Simple Organisms Do Math  
  Insects show unusual signs of intelligence.  

How can poor Mr. Meek, a penny-pinching accountant from Earth who could barely pilot a spaceship and had no idea how to play space polo, win the game?

THE BUGS had dug a new set of holes, much after the manner of a Chinese checker board, and now were settling down into their respective places preparatory to the start of another game...

None of the diagrams made sense. They showed the patterns of three other boards and the moves that had been made by the bugs in playing out the game. Apparently, in each case, the game had been finished.

But so far as Meek could see from study of the diagrams there was not even a purpose or a problem, let alone a solution or a point...

Suddenly there was confusion on the board. For a moment a half-dozen of the bugs raced madly about, as if seeking the proper hole to occupy. Then, as suddenly, all movement had ceased. And in another moment, they were on the move again, orderly again, but retracing their movements, going back several plays beyond the point of confusion.

Just as one would do when one made a mistake working a mathematical problem . . . going back to the point of error and going on again from there...

Games! Those bugs weren’t playing any game. They were solving mathematical equations!

Technovelgy from Mr. Meek Plays Polo, by Clifford Simak.
Published by Planet Stories in 1944
Additional resources -

It turns out that the bugs were pretty good at math:

A hint of motion on the instrument panel caught his eye and he bent close to see what it was. He stiffened. The panel seemed to be alive. Seemed to be crawling.

He bent closer and froze. It was crawling. There was no doubt of that. Crawling with rock-bugs.

> **RECORDS SHOWN**:
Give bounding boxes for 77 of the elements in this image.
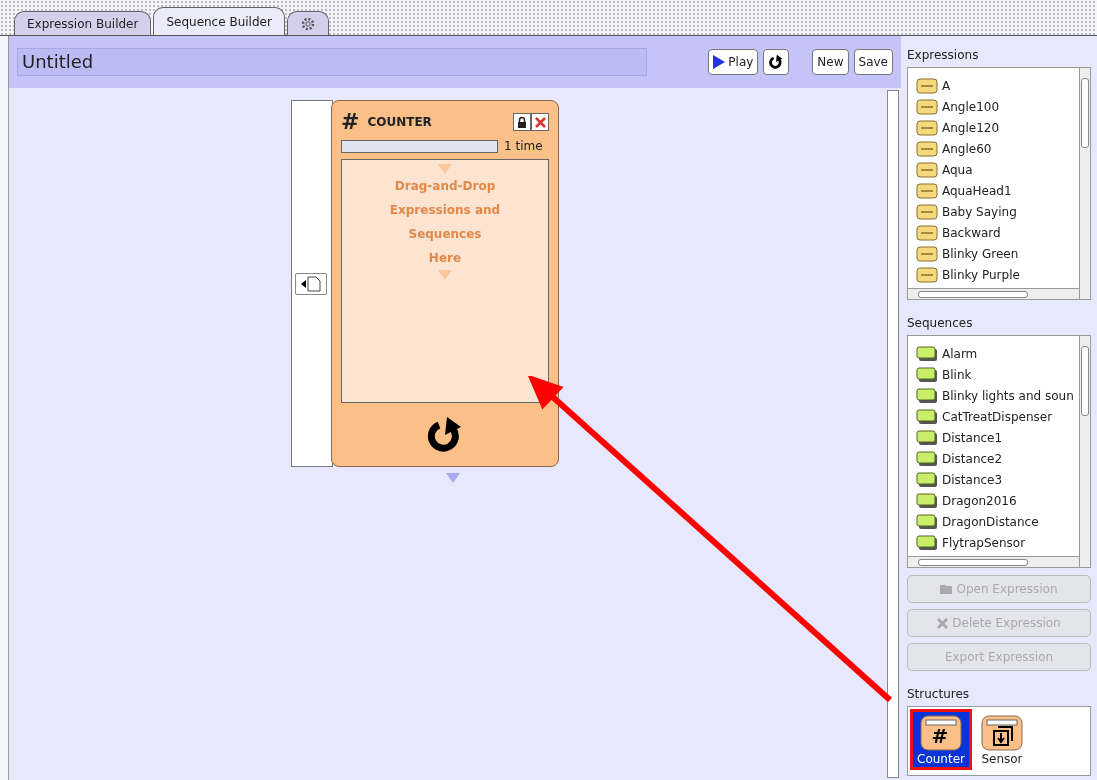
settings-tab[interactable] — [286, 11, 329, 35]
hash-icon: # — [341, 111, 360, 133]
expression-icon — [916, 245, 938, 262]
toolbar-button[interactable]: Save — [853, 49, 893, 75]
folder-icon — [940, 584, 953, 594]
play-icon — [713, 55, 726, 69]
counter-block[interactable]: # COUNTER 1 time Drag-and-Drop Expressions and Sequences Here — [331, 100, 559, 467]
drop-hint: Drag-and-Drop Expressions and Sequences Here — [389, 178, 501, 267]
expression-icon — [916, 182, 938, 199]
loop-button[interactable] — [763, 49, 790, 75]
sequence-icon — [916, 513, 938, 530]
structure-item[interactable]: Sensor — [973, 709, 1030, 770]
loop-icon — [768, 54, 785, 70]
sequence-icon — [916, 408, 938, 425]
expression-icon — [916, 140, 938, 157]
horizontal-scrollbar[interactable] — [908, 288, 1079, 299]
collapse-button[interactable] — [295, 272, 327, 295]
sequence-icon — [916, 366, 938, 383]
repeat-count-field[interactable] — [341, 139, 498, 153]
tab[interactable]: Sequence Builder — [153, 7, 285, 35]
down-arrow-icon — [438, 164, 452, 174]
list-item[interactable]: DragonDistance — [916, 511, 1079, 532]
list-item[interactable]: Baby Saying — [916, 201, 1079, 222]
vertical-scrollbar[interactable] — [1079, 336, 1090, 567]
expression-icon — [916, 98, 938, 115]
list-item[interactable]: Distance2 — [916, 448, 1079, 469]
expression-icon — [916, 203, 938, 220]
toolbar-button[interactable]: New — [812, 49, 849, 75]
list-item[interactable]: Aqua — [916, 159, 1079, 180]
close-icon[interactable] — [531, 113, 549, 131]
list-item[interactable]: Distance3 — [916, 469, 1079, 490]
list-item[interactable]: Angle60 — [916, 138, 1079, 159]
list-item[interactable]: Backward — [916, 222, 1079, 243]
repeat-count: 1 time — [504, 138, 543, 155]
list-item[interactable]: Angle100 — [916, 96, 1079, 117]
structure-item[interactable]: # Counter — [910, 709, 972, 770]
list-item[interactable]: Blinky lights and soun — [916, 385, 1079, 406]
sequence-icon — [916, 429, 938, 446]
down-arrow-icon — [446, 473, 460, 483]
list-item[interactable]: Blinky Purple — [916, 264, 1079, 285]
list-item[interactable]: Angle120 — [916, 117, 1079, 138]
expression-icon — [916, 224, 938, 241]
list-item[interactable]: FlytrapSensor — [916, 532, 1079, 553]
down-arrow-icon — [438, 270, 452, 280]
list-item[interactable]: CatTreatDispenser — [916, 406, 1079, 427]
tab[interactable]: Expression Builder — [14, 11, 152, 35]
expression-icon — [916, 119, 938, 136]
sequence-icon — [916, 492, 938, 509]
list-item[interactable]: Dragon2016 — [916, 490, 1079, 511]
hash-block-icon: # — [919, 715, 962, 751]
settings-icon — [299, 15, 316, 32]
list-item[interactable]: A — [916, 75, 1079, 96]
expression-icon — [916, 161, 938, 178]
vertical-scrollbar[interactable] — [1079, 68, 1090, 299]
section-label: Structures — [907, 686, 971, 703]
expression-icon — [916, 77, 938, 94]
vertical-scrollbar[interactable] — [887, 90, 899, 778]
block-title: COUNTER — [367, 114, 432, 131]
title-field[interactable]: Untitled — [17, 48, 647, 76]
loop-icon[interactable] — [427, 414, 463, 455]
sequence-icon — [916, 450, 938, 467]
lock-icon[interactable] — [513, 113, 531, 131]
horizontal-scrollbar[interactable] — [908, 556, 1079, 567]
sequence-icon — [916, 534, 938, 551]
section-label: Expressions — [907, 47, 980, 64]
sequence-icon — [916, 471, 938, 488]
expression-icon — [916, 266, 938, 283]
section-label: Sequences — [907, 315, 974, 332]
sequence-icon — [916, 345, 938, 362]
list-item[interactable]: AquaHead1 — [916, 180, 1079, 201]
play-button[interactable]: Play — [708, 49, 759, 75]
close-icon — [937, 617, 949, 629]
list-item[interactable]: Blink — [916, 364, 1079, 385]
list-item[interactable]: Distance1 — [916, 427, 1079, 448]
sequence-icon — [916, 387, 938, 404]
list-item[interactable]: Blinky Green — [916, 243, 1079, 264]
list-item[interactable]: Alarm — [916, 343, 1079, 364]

> **WHAT TO WORK ON**: Copy out the text about insects doing math from "But so far as" up to and including "again from there...", word for word. Rely only on the text about insects doing math, not on the entries.

> **EXERCISE SOLUTION**:
But so far as Meek could see from study of the diagrams there was not even a purpose or a problem, let alone a solution or a point...

Suddenly there was confusion on the board. For a moment a half-dozen of the bugs raced madly about, as if seeking the proper hole to occupy. Then, as suddenly, all movement had ceased. And in another moment, they were on the move again, orderly again, but retracing their movements, going back several plays beyond the point of confusion.

Just as one would do when one made a mistake working a mathematical problem . . . going back to the point of error and going on again from there...